What to work on:
Exclude the pictures, then repeat the remaining data exactly.

Exercise inputs:

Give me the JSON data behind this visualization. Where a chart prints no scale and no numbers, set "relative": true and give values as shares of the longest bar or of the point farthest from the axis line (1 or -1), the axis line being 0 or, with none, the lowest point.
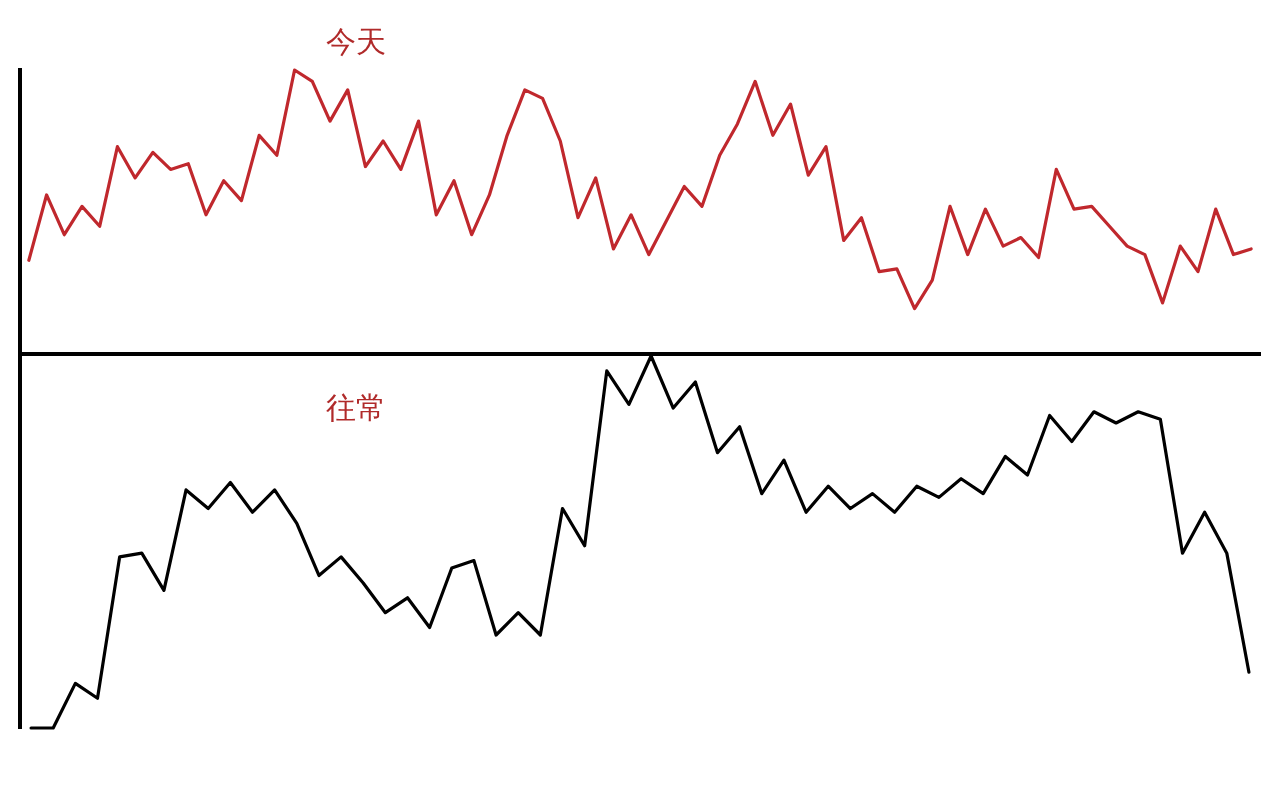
{
  "chart_data": [
    {
      "type": "line",
      "title": "今天",
      "relative": true,
      "grid": false,
      "legend": false,
      "tick_labels": false,
      "marker": "none",
      "line_style": "solid",
      "categories": [
        null,
        null,
        null,
        null,
        null,
        null,
        null,
        null,
        null,
        null,
        null,
        null,
        null,
        null,
        null,
        null,
        null,
        null,
        null,
        null,
        null,
        null,
        null,
        null,
        null,
        null,
        null,
        null,
        null,
        null,
        null,
        null,
        null,
        null,
        null,
        null,
        null,
        null,
        null,
        null,
        null,
        null,
        null,
        null,
        null,
        null,
        null,
        null,
        null,
        null,
        null,
        null,
        null,
        null,
        null,
        null,
        null,
        null,
        null,
        null,
        null,
        null,
        null,
        null,
        null,
        null,
        null,
        null,
        null,
        null
      ],
      "series": [
        {
          "color": "#c0282d",
          "values": [
            0.33,
            0.56,
            0.42,
            0.52,
            0.45,
            0.73,
            0.62,
            0.71,
            0.65,
            0.67,
            0.49,
            0.61,
            0.54,
            0.77,
            0.7,
            1.0,
            0.96,
            0.82,
            0.93,
            0.66,
            0.75,
            0.65,
            0.82,
            0.49,
            0.61,
            0.42,
            0.56,
            0.77,
            0.93,
            0.9,
            0.75,
            0.48,
            0.62,
            0.37,
            0.49,
            0.35,
            0.47,
            0.59,
            0.52,
            0.7,
            0.81,
            0.96,
            0.77,
            0.88,
            0.63,
            0.73,
            0.4,
            0.48,
            0.29,
            0.3,
            0.16,
            0.26,
            0.52,
            0.35,
            0.51,
            0.38,
            0.41,
            0.34,
            0.65,
            0.51,
            0.52,
            0.45,
            0.38,
            0.35,
            0.18,
            0.38,
            0.29,
            0.51,
            0.35,
            0.37
          ]
        }
      ]
    },
    {
      "type": "line",
      "title": "往常",
      "relative": true,
      "grid": false,
      "legend": false,
      "tick_labels": false,
      "marker": "none",
      "line_style": "solid",
      "categories": [
        null,
        null,
        null,
        null,
        null,
        null,
        null,
        null,
        null,
        null,
        null,
        null,
        null,
        null,
        null,
        null,
        null,
        null,
        null,
        null,
        null,
        null,
        null,
        null,
        null,
        null,
        null,
        null,
        null,
        null,
        null,
        null,
        null,
        null,
        null,
        null,
        null,
        null,
        null,
        null,
        null,
        null,
        null,
        null,
        null,
        null,
        null,
        null,
        null,
        null,
        null,
        null,
        null,
        null,
        null,
        null
      ],
      "series": [
        {
          "color": "#000000",
          "values": [
            0,
            0,
            0.12,
            0.08,
            0.46,
            0.47,
            0.37,
            0.64,
            0.59,
            0.66,
            0.58,
            0.64,
            0.55,
            0.41,
            0.46,
            0.39,
            0.31,
            0.35,
            0.27,
            0.43,
            0.45,
            0.25,
            0.31,
            0.25,
            0.59,
            0.49,
            0.96,
            0.87,
            1,
            0.86,
            0.93,
            0.74,
            0.81,
            0.63,
            0.72,
            0.58,
            0.65,
            0.59,
            0.63,
            0.58,
            0.65,
            0.62,
            0.67,
            0.63,
            0.73,
            0.68,
            0.84,
            0.77,
            0.85,
            0.82,
            0.85,
            0.83,
            0.47,
            0.58,
            0.47,
            0.15
          ]
        }
      ]
    }
  ]
}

Result:
Give me the JSON data behind this visualization. Where a chart prints no scale and no numbers, set "relative": true and give values as shares of the longest bar or of the point farthest from the axis line (1 or -1), the axis line being 0 or, with none, the lowest point.
{
  "chart_data": [
    {
      "type": "line",
      "title": "今天",
      "relative": true,
      "grid": false,
      "legend": false,
      "tick_labels": false,
      "marker": "none",
      "line_style": "solid",
      "categories": [
        null,
        null,
        null,
        null,
        null,
        null,
        null,
        null,
        null,
        null,
        null,
        null,
        null,
        null,
        null,
        null,
        null,
        null,
        null,
        null,
        null,
        null,
        null,
        null,
        null,
        null,
        null,
        null,
        null,
        null,
        null,
        null,
        null,
        null,
        null,
        null,
        null,
        null,
        null,
        null,
        null,
        null,
        null,
        null,
        null,
        null,
        null,
        null,
        null,
        null,
        null,
        null,
        null,
        null,
        null,
        null,
        null,
        null,
        null,
        null,
        null,
        null,
        null,
        null,
        null,
        null,
        null,
        null,
        null,
        null
      ],
      "series": [
        {
          "color": "#c0282d",
          "values": [
            0.33,
            0.56,
            0.42,
            0.52,
            0.45,
            0.73,
            0.62,
            0.71,
            0.65,
            0.67,
            0.49,
            0.61,
            0.54,
            0.77,
            0.7,
            1.0,
            0.96,
            0.82,
            0.93,
            0.66,
            0.75,
            0.65,
            0.82,
            0.49,
            0.61,
            0.42,
            0.56,
            0.77,
            0.93,
            0.9,
            0.75,
            0.48,
            0.62,
            0.37,
            0.49,
            0.35,
            0.47,
            0.59,
            0.52,
            0.7,
            0.81,
            0.96,
            0.77,
            0.88,
            0.63,
            0.73,
            0.4,
            0.48,
            0.29,
            0.3,
            0.16,
            0.26,
            0.52,
            0.35,
            0.51,
            0.38,
            0.41,
            0.34,
            0.65,
            0.51,
            0.52,
            0.45,
            0.38,
            0.35,
            0.18,
            0.38,
            0.29,
            0.51,
            0.35,
            0.37
          ]
        }
      ]
    },
    {
      "type": "line",
      "title": "往常",
      "relative": true,
      "grid": false,
      "legend": false,
      "tick_labels": false,
      "marker": "none",
      "line_style": "solid",
      "categories": [
        null,
        null,
        null,
        null,
        null,
        null,
        null,
        null,
        null,
        null,
        null,
        null,
        null,
        null,
        null,
        null,
        null,
        null,
        null,
        null,
        null,
        null,
        null,
        null,
        null,
        null,
        null,
        null,
        null,
        null,
        null,
        null,
        null,
        null,
        null,
        null,
        null,
        null,
        null,
        null,
        null,
        null,
        null,
        null,
        null,
        null,
        null,
        null,
        null,
        null,
        null,
        null,
        null,
        null,
        null,
        null
      ],
      "series": [
        {
          "color": "#000000",
          "values": [
            0,
            0,
            0.12,
            0.08,
            0.46,
            0.47,
            0.37,
            0.64,
            0.59,
            0.66,
            0.58,
            0.64,
            0.55,
            0.41,
            0.46,
            0.39,
            0.31,
            0.35,
            0.27,
            0.43,
            0.45,
            0.25,
            0.31,
            0.25,
            0.59,
            0.49,
            0.96,
            0.87,
            1,
            0.86,
            0.93,
            0.74,
            0.81,
            0.63,
            0.72,
            0.58,
            0.65,
            0.59,
            0.63,
            0.58,
            0.65,
            0.62,
            0.67,
            0.63,
            0.73,
            0.68,
            0.84,
            0.77,
            0.85,
            0.82,
            0.85,
            0.83,
            0.47,
            0.58,
            0.47,
            0.15
          ]
        }
      ]
    }
  ]
}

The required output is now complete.